**Reading passage**:
────

Two Sides to History

THERE is an old saying that goes something like this: “It makes a difference whose ox is being gored.”

The point of this saying is that the same event can look different to different people. It depends upon each one’s background and interest in the matter.

It is usually easier for a person to be generous and unprejudiced about a problem as long as he is not too closely involved. But what happens if the problem moves into his own backyard, as it were? Then he may be prone to view it in a different light.

Nations are like people in this respect, except that their attitudes affect millions of persons and the course of world history. As long as a problem does not touch a nation directly, it can be very noble and generous in its outlook. But as soon as the national interest is directly involved, it may quickly change its stance.

So it is that two countries can take completely opposite views of the same problem or point of history. However, this does not mean that one (or both) is deliberately lying, though that could be the case. Indeed, they may not even be aware that they are presenting almost totally different interpretations of the same events.

A look at a few historical situations will reveal that this is true. It will help us to appreciate that misunderstandings between nations are almost unavoidable under today’s political systems. It also emphasizes how badly all mankind needs a better system of government.

Always Friends?

────

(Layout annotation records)
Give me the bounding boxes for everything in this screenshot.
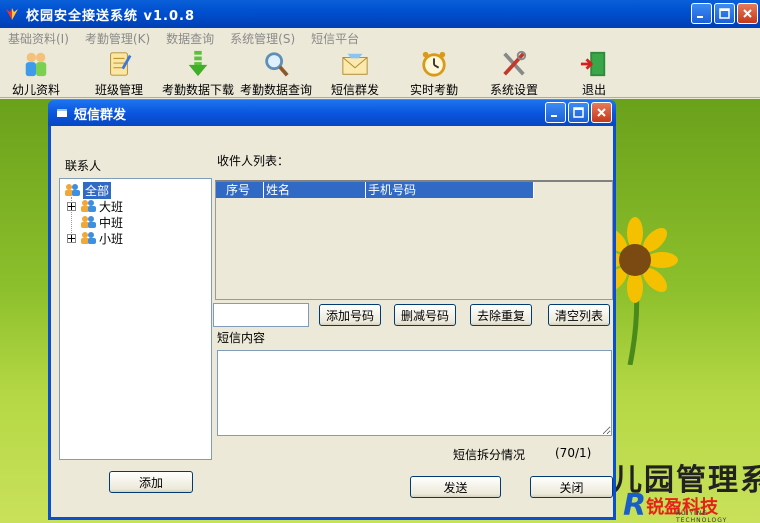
phone-number-input[interactable] — [213, 303, 309, 327]
app-title: 校园安全接送系统 v1.0.8 — [26, 8, 196, 24]
tree-node-middle-class[interactable]: 中班 — [79, 214, 123, 230]
download-arrow-icon — [188, 50, 208, 77]
menu-sms[interactable]: 短信平台 — [309, 30, 361, 47]
close-window-button[interactable] — [737, 3, 758, 24]
send-button[interactable]: 发送 — [410, 476, 501, 498]
envelope-icon — [342, 53, 368, 75]
maximize-icon — [573, 107, 584, 118]
desktop-screen: 校园安全接送系统 v1.0.8 基础资料(I) 考勤管理(K) 数据查询 系统管… — [0, 0, 760, 523]
col-index[interactable]: 序号 — [216, 182, 264, 198]
recipients-label: 收件人列表： — [217, 154, 290, 168]
split-label: 短信拆分情况 — [453, 448, 526, 462]
group-icon — [81, 200, 96, 212]
toolbar-class-button[interactable]: 班级管理 — [95, 50, 143, 98]
minimize-icon — [697, 16, 703, 18]
notebook-icon — [110, 52, 132, 76]
dialog-minimize-button[interactable] — [545, 102, 566, 123]
tree-node-big-class[interactable]: 大班 — [67, 198, 123, 214]
dedupe-button[interactable]: 去除重复 — [470, 304, 532, 326]
dialog-title-bar: 短信群发 — [48, 100, 616, 126]
toolbar-sms-button[interactable]: 短信群发 — [331, 50, 379, 98]
menu-basic-data[interactable]: 基础资料(I) — [6, 30, 71, 47]
tools-icon — [503, 50, 527, 76]
message-textarea[interactable] — [217, 350, 612, 436]
app-logo-icon — [6, 8, 18, 20]
brand-subtitle: RUIYING TECHNOLOGY — [676, 510, 728, 523]
expand-icon[interactable] — [67, 233, 76, 243]
toolbar-settings-button[interactable]: 系统设置 — [490, 50, 538, 98]
close-icon — [743, 9, 752, 18]
dialog-title: 短信群发 — [74, 107, 127, 123]
add-number-button[interactable]: 添加号码 — [319, 304, 381, 326]
col-phone[interactable]: 手机号码 — [366, 182, 534, 198]
dialog-close-button[interactable] — [591, 102, 612, 123]
maximize-button[interactable] — [714, 3, 735, 24]
children-icon — [25, 52, 47, 77]
window-icon — [57, 109, 67, 117]
expand-icon[interactable] — [67, 201, 76, 211]
sms-dialog: 短信群发 联系人 全部 大班 中班 小班 收件人列表： 序号 姓名 手机号码 添… — [48, 100, 616, 520]
menu-attendance[interactable]: 考勤管理(K) — [83, 30, 152, 47]
dialog-maximize-button[interactable] — [568, 102, 589, 123]
split-value: (70/1) — [555, 446, 592, 460]
maximize-icon — [719, 8, 730, 19]
contacts-label: 联系人 — [65, 159, 102, 173]
menu-bar: 基础资料(I) 考勤管理(K) 数据查询 系统管理(S) 短信平台 — [0, 28, 760, 48]
exit-door-icon — [580, 51, 606, 77]
tree-node-root[interactable]: 全部 — [63, 181, 112, 199]
toolbar-exit-button[interactable]: 退出 — [578, 50, 610, 98]
minimize-icon — [551, 115, 557, 117]
menu-system[interactable]: 系统管理(S) — [228, 30, 297, 47]
toolbar-download-button[interactable]: 考勤数据下载 — [162, 50, 234, 98]
col-name[interactable]: 姓名 — [264, 182, 366, 198]
close-button[interactable]: 关闭 — [530, 476, 613, 498]
add-button[interactable]: 添加 — [109, 471, 193, 493]
app-title-bar: 校园安全接送系统 v1.0.8 — [0, 0, 760, 28]
toolbar: 幼儿资料 班级管理 考勤数据下载 考勤数据查询 短信群发 实时考勤 系统设置 退… — [0, 48, 760, 98]
minimize-button[interactable] — [691, 3, 712, 24]
grid-header: 序号 姓名 手机号码 — [216, 182, 534, 198]
remove-number-button[interactable]: 删减号码 — [394, 304, 456, 326]
magnifier-icon — [265, 52, 289, 77]
group-icon — [81, 232, 96, 244]
toolbar-query-button[interactable]: 考勤数据查询 — [240, 50, 312, 98]
clear-list-button[interactable]: 清空列表 — [548, 304, 610, 326]
toolbar-children-button[interactable]: 幼儿资料 — [12, 50, 60, 98]
menu-query[interactable]: 数据查询 — [164, 30, 216, 47]
content-label: 短信内容 — [217, 331, 266, 345]
group-icon — [65, 184, 80, 196]
toolbar-realtime-button[interactable]: 实时考勤 — [410, 50, 458, 98]
recipients-grid[interactable]: 序号 姓名 手机号码 — [215, 180, 613, 300]
tree-node-small-class[interactable]: 小班 — [67, 230, 123, 246]
close-icon — [597, 108, 606, 117]
alarm-clock-icon — [422, 51, 446, 77]
group-icon — [81, 216, 96, 228]
contacts-tree[interactable]: 全部 大班 中班 小班 — [59, 178, 212, 460]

────

**Instructions**:
A: Rewrite the records beginning at the line that has "phone-number-input[interactable] — [213, 303, 309, 327]" and stopping after the line that has "notebook-icon — [110, 52, 132, 76]", swapping "envelope-icon" for "mail-icon" and leaving everything else unchanged.
B: Please carry on the passage about how nations see the same history differently, starting right after its last line.

**Results in order**:
A:
phone-number-input[interactable] — [213, 303, 309, 327]
app-title: 校园安全接送系统 v1.0.8 — [26, 8, 196, 24]
tree-node-middle-class[interactable]: 中班 — [79, 214, 123, 230]
download-arrow-icon — [188, 50, 208, 77]
menu-sms[interactable]: 短信平台 — [309, 30, 361, 47]
close-window-button[interactable] — [737, 3, 758, 24]
send-button[interactable]: 发送 — [410, 476, 501, 498]
mail-icon — [342, 53, 368, 75]
maximize-icon — [573, 107, 584, 118]
desktop-screen: 校园安全接送系统 v1.0.8 基础资料(I) 考勤管理(K) 数据查询 系统管… — [0, 0, 760, 523]
col-index[interactable]: 序号 — [216, 182, 264, 198]
recipients-label: 收件人列表： — [217, 154, 290, 168]
split-label: 短信拆分情况 — [453, 448, 526, 462]
group-icon — [81, 200, 96, 212]
toolbar-class-button[interactable]: 班级管理 — [95, 50, 143, 98]
minimize-icon — [697, 16, 703, 18]
notebook-icon — [110, 52, 132, 76]

B:
The average citizen of the United States is aware of certain “facts” about Canada, the vast country that lies to his north. But his information may not go much beyond knowing that there are descendants of the British, French and Americans living there, that they see the northern lights, and that the Mounted Police ‘always get their man.’ If he is old enough he may have heard about the Dionne quintuplets.

One of such “facts” the average American assumes is that for the past two centuries Canadians as a whole have loved Americans. Indeed, he may feel that Canadians would no doubt have been willing to become a part of the United States if the British or Canadian governments would have permitted it. But is this the way it really was?

A consideration of history from Canada’s viewpoint reveals many things generally unknown or ignored by most Americans. For instance, Americans would find it difficult to believe that Canadians do not always think so kindly of their neighbors to the south. This is because most Americans fail to remember, if they ever knew, that the first English-speaking Canadians were ‘Loyalists.’

These ‘Loyalists’ were people who chose to remain loyal to British rule when the thirteen American colonies rebelled against England in the 1770’s. While the colonists regarded their action as a rebellion against tyranny, the ‘Loyalists’ regarded it as a rebellion against the established ‘law and order.’ Again, it depended upon whose ‘ox’ you were considering.

Anti-British mobs tarred, feathered and sometimes even murdered the ‘Loyalists,’ who were forced to flee, literally for their lives. They went to Canada. In most cases they lost their personal property and lands, which were confiscated and never paid for.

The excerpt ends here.